Directions for this task:
Transcribe all of the records precisely as they are presented.

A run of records
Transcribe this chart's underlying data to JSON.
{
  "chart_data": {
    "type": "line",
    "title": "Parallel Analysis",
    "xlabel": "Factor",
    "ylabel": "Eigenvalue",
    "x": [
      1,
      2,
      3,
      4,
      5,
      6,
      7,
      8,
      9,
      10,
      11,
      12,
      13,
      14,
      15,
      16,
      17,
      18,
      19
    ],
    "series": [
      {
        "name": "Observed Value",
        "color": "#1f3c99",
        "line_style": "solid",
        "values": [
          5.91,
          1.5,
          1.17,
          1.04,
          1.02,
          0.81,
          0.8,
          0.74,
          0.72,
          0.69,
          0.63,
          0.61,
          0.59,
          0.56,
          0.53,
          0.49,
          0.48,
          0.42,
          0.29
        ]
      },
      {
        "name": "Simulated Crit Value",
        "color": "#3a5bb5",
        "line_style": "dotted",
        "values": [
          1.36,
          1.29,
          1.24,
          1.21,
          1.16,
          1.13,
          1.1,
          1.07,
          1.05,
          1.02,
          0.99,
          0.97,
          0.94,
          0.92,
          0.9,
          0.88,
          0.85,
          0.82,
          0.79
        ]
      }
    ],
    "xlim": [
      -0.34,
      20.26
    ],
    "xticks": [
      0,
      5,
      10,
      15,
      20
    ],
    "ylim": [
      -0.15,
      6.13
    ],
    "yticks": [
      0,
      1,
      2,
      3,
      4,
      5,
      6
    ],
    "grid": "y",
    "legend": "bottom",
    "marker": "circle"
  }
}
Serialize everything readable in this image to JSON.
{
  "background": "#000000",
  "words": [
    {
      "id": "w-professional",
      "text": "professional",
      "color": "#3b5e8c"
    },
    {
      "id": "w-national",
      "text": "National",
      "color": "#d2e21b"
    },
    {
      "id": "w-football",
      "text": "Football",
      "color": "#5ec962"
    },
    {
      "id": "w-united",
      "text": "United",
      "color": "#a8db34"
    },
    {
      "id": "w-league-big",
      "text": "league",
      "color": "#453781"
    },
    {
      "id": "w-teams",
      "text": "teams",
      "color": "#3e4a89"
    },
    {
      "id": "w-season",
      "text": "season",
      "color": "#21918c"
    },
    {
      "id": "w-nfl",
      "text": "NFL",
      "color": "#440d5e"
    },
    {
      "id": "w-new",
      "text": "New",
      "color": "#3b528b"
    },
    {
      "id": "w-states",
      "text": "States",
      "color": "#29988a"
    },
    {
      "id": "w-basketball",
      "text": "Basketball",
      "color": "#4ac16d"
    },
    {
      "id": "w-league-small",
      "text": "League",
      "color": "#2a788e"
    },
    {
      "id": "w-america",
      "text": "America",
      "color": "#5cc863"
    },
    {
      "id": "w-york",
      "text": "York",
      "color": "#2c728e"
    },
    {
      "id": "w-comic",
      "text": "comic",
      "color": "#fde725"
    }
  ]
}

Completed task:
Transcribe this chart's underlying data to JSON.
{
  "chart_data": {
    "type": "line",
    "title": "Parallel Analysis",
    "xlabel": "Factor",
    "ylabel": "Eigenvalue",
    "x": [
      1,
      2,
      3,
      4,
      5,
      6,
      7,
      8,
      9,
      10,
      11,
      12,
      13,
      14,
      15,
      16,
      17,
      18,
      19
    ],
    "series": [
      {
        "name": "Observed Value",
        "color": "#1f3c99",
        "line_style": "solid",
        "values": [
          5.91,
          1.5,
          1.17,
          1.04,
          1.02,
          0.81,
          0.8,
          0.74,
          0.72,
          0.69,
          0.63,
          0.61,
          0.59,
          0.56,
          0.53,
          0.49,
          0.48,
          0.42,
          0.29
        ]
      },
      {
        "name": "Simulated Crit Value",
        "color": "#3a5bb5",
        "line_style": "dotted",
        "values": [
          1.36,
          1.29,
          1.24,
          1.21,
          1.16,
          1.13,
          1.1,
          1.07,
          1.05,
          1.02,
          0.99,
          0.97,
          0.94,
          0.92,
          0.9,
          0.88,
          0.85,
          0.82,
          0.79
        ]
      }
    ],
    "xlim": [
      -0.34,
      20.26
    ],
    "xticks": [
      0,
      5,
      10,
      15,
      20
    ],
    "ylim": [
      -0.15,
      6.13
    ],
    "yticks": [
      0,
      1,
      2,
      3,
      4,
      5,
      6
    ],
    "grid": "y",
    "legend": "bottom",
    "marker": "circle"
  }
}
Serialize everything readable in this image to JSON.
{
  "background": "#000000",
  "words": [
    {
      "id": "w-professional",
      "text": "professional",
      "color": "#3b5e8c"
    },
    {
      "id": "w-national",
      "text": "National",
      "color": "#d2e21b"
    },
    {
      "id": "w-football",
      "text": "Football",
      "color": "#5ec962"
    },
    {
      "id": "w-united",
      "text": "United",
      "color": "#a8db34"
    },
    {
      "id": "w-league-big",
      "text": "league",
      "color": "#453781"
    },
    {
      "id": "w-teams",
      "text": "teams",
      "color": "#3e4a89"
    },
    {
      "id": "w-season",
      "text": "season",
      "color": "#21918c"
    },
    {
      "id": "w-nfl",
      "text": "NFL",
      "color": "#440d5e"
    },
    {
      "id": "w-new",
      "text": "New",
      "color": "#3b528b"
    },
    {
      "id": "w-states",
      "text": "States",
      "color": "#29988a"
    },
    {
      "id": "w-basketball",
      "text": "Basketball",
      "color": "#4ac16d"
    },
    {
      "id": "w-league-small",
      "text": "League",
      "color": "#2a788e"
    },
    {
      "id": "w-america",
      "text": "America",
      "color": "#5cc863"
    },
    {
      "id": "w-york",
      "text": "York",
      "color": "#2c728e"
    },
    {
      "id": "w-comic",
      "text": "comic",
      "color": "#fde725"
    }
  ]
}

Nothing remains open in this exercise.